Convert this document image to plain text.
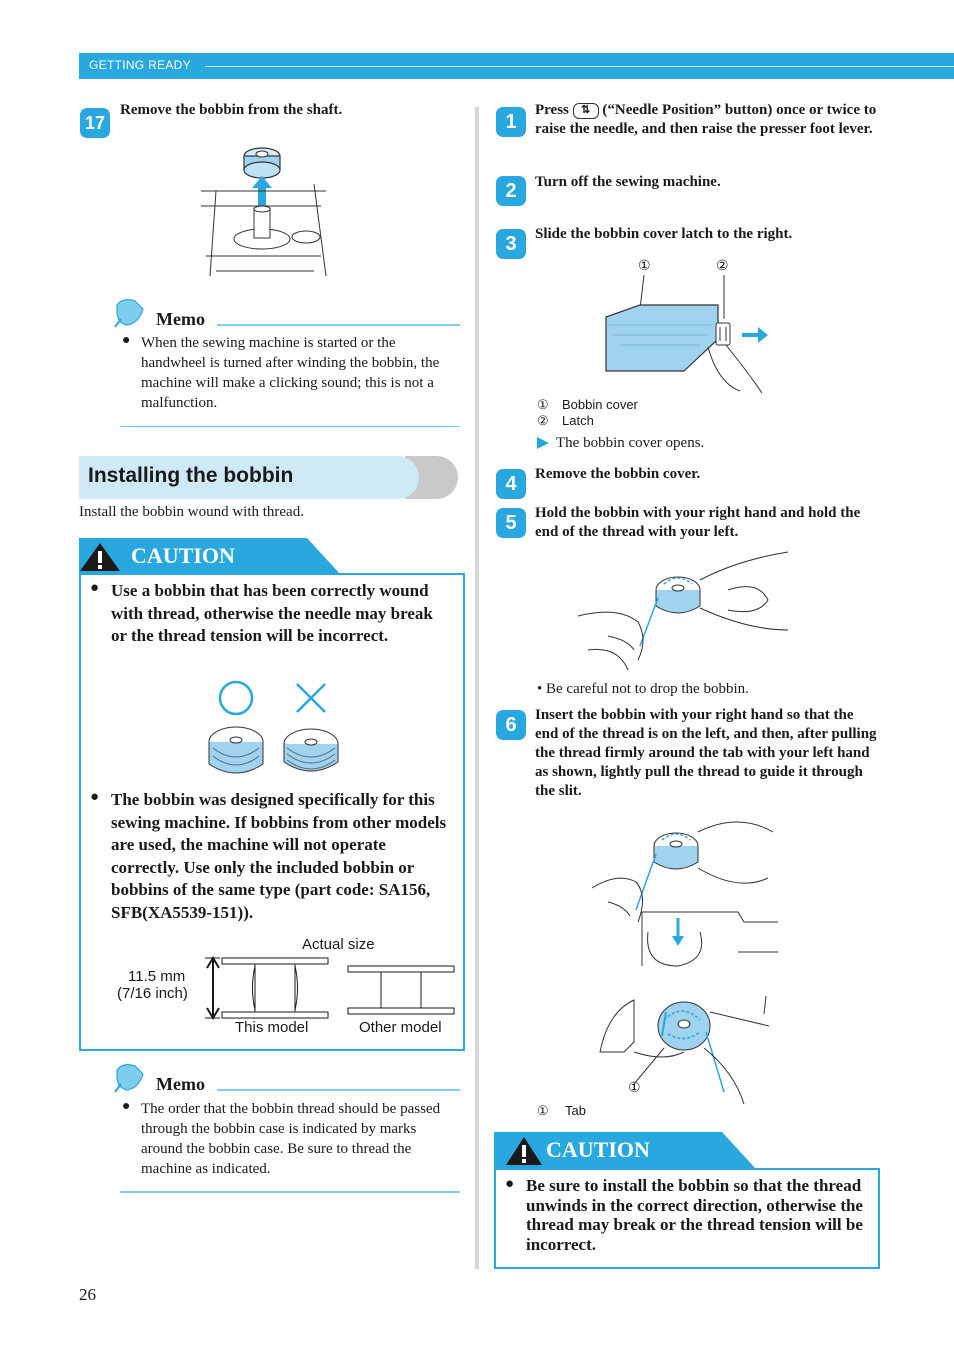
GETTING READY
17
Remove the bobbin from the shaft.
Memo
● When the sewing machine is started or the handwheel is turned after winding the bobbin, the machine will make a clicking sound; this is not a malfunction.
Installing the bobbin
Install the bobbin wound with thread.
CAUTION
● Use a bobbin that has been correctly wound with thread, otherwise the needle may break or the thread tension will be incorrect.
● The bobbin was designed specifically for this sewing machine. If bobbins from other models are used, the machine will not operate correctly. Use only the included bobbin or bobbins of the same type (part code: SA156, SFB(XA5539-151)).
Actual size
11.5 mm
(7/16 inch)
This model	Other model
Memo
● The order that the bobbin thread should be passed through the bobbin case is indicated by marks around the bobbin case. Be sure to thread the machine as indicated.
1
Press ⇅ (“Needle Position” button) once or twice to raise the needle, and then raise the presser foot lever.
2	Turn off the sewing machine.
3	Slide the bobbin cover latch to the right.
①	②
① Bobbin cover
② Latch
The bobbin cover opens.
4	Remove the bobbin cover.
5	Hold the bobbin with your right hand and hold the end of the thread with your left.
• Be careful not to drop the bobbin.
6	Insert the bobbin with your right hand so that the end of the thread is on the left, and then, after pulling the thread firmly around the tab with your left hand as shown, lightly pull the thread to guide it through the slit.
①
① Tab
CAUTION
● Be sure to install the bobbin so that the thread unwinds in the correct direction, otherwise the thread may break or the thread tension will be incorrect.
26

▸ Exercise
Only a number is wanted: how many lines of the material above hold "wound"?

▸ Final result
2